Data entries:
--- --- ---

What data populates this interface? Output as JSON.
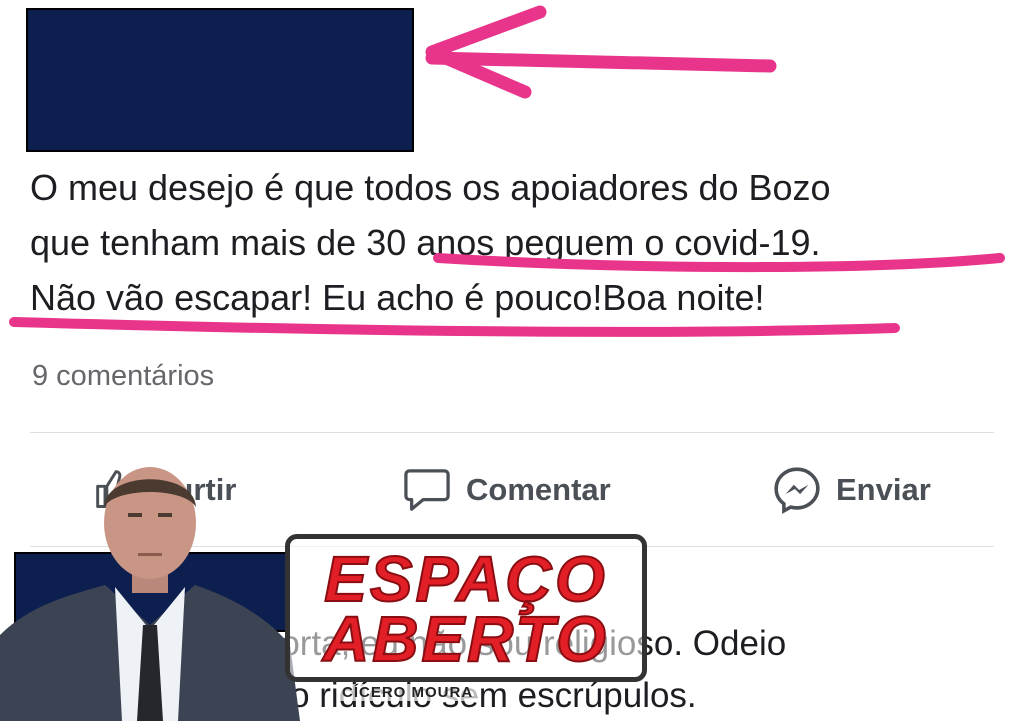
{
  "post": {
    "text_lines": [
      "O meu desejo é que todos os apoiadores do Bozo",
      "que tenham mais de 30 anos peguem o covid-19.",
      "Não vão escapar!  Eu acho é pouco!Boa noite!"
    ],
    "comments_count": "9 comentários"
  },
  "actions": {
    "like_label": "Curtir",
    "comment_label": "Comentar",
    "send_label": "Enviar"
  },
  "comment": {
    "text_lines": [
      "Não importa, eu não sou religioso. Odeio",
      "esse povo ridículo sem escrúpulos."
    ]
  },
  "watermark": {
    "line1": "ESPAÇO",
    "line2": "ABERTO",
    "credit": "CÍCERO MOURA"
  },
  "colors": {
    "redaction": "#0c1f4f",
    "annotation": "#e8348a",
    "logo_red": "#e21f26",
    "secondary_text": "#65676b"
  },
  "icons": {
    "like": "thumbs-up-icon",
    "comment": "speech-bubble-icon",
    "send": "messenger-icon"
  }
}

--- --- ---

__TASK BRIEF__
Exclude the images, then output the data above word for word.

__SOLVED PROBLEM__
What data populates this interface? Output as JSON.
{
  "post": {
    "text_lines": [
      "O meu desejo é que todos os apoiadores do Bozo",
      "que tenham mais de 30 anos peguem o covid-19.",
      "Não vão escapar!  Eu acho é pouco!Boa noite!"
    ],
    "comments_count": "9 comentários"
  },
  "actions": {
    "like_label": "Curtir",
    "comment_label": "Comentar",
    "send_label": "Enviar"
  },
  "comment": {
    "text_lines": [
      "Não importa, eu não sou religioso. Odeio",
      "esse povo ridículo sem escrúpulos."
    ]
  },
  "watermark": {
    "line1": "ESPAÇO",
    "line2": "ABERTO",
    "credit": "CÍCERO MOURA"
  },
  "colors": {
    "redaction": "#0c1f4f",
    "annotation": "#e8348a",
    "logo_red": "#e21f26",
    "secondary_text": "#65676b"
  },
  "icons": {
    "like": "thumbs-up-icon",
    "comment": "speech-bubble-icon",
    "send": "messenger-icon"
  }
}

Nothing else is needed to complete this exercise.